TASK DESCRIPTION ::
Take every line from the listing below that includes "Insel" and copy it.

INPUT DATA ::
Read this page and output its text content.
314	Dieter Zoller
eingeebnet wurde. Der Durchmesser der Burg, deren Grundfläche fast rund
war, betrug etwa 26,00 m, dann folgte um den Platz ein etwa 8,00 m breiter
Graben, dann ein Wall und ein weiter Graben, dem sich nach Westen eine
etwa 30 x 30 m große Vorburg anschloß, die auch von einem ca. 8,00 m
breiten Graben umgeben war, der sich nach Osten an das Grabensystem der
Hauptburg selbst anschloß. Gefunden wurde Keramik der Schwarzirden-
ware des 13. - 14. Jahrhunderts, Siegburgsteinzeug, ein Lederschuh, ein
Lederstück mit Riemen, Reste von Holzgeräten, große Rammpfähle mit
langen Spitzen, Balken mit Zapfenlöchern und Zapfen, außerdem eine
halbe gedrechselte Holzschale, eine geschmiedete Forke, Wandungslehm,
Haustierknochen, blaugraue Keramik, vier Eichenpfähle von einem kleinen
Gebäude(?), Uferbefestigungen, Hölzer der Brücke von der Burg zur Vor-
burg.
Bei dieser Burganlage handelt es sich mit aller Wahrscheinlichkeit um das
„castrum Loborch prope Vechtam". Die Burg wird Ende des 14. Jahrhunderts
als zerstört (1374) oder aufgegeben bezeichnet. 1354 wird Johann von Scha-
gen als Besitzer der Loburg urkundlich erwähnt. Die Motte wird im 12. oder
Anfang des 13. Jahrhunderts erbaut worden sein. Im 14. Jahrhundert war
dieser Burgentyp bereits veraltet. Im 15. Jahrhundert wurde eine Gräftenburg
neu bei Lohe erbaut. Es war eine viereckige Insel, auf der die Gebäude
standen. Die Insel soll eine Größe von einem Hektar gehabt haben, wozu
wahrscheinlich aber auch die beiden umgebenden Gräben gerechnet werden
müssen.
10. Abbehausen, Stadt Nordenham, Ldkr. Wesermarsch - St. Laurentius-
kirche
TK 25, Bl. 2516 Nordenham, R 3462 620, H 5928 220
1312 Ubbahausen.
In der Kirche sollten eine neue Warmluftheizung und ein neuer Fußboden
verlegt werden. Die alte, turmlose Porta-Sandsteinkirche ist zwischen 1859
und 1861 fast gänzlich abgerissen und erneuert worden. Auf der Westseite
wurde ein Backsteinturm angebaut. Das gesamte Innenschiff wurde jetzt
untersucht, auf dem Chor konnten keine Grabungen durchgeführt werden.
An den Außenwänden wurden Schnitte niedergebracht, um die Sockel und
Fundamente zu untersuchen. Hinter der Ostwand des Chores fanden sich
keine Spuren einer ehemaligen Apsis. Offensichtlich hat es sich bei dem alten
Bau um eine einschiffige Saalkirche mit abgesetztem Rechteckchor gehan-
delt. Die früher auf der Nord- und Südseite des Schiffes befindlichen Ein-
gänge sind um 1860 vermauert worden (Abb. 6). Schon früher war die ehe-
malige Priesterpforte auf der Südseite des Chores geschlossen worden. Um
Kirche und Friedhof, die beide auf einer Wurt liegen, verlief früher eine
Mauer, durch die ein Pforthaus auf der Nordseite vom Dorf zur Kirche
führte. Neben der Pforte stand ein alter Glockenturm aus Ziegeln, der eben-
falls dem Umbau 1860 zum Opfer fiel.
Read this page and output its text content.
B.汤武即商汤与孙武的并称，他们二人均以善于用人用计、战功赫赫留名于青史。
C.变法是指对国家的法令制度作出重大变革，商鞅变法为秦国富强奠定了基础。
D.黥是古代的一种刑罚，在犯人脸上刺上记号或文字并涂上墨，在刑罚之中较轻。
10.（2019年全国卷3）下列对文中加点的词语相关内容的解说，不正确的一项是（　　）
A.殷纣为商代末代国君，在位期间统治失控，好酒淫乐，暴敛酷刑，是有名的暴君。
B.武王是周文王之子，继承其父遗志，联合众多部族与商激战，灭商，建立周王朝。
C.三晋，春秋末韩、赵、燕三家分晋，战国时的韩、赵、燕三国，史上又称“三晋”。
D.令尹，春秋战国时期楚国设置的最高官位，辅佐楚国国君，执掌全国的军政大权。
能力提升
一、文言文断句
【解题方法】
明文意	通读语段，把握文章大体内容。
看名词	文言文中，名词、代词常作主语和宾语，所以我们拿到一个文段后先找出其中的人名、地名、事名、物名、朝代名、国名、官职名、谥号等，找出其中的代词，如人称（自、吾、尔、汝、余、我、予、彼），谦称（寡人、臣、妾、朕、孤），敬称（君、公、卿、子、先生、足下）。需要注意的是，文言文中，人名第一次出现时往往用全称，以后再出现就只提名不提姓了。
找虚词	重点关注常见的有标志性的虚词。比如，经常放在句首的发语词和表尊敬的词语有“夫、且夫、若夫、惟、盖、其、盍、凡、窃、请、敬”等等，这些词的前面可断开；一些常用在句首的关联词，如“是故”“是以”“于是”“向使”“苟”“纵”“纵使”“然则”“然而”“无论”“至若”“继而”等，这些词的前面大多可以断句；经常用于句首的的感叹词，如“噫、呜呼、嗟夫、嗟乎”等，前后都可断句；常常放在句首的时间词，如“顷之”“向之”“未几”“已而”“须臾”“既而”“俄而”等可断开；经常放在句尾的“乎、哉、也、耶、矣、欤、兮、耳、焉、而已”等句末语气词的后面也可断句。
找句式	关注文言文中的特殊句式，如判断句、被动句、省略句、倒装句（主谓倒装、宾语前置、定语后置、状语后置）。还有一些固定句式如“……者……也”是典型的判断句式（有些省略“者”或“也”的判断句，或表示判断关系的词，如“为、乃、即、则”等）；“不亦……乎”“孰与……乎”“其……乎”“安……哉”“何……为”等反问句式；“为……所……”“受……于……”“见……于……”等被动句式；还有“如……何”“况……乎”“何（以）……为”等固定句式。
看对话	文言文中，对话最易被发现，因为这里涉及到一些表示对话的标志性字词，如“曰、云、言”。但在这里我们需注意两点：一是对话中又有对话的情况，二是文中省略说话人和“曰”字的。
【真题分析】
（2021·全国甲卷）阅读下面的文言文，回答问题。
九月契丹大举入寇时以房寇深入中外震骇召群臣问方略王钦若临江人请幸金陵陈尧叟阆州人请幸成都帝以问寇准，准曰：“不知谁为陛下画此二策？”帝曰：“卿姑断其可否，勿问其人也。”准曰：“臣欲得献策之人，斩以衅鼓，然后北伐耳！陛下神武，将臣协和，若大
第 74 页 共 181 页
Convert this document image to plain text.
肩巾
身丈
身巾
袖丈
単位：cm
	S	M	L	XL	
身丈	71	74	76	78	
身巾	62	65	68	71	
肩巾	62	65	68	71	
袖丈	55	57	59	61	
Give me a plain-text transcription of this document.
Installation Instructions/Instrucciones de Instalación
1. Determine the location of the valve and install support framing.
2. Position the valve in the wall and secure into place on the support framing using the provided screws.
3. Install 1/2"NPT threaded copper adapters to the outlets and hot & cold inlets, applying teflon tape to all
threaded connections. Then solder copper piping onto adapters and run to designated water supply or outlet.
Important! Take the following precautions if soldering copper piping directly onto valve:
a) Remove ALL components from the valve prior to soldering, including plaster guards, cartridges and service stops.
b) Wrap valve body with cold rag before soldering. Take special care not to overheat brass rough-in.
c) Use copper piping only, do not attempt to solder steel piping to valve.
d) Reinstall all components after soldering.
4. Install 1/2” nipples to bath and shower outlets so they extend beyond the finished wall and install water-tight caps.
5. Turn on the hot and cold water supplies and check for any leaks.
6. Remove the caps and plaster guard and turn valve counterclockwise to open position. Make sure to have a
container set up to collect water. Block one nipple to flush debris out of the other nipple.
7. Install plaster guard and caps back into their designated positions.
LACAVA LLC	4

ANSWER IN FULL ::
neu bei Lohe erbaut. Es war eine viereckige Insel, auf der die Gebäude
standen. Die Insel soll eine Größe von einem Hektar gehabt haben, wozu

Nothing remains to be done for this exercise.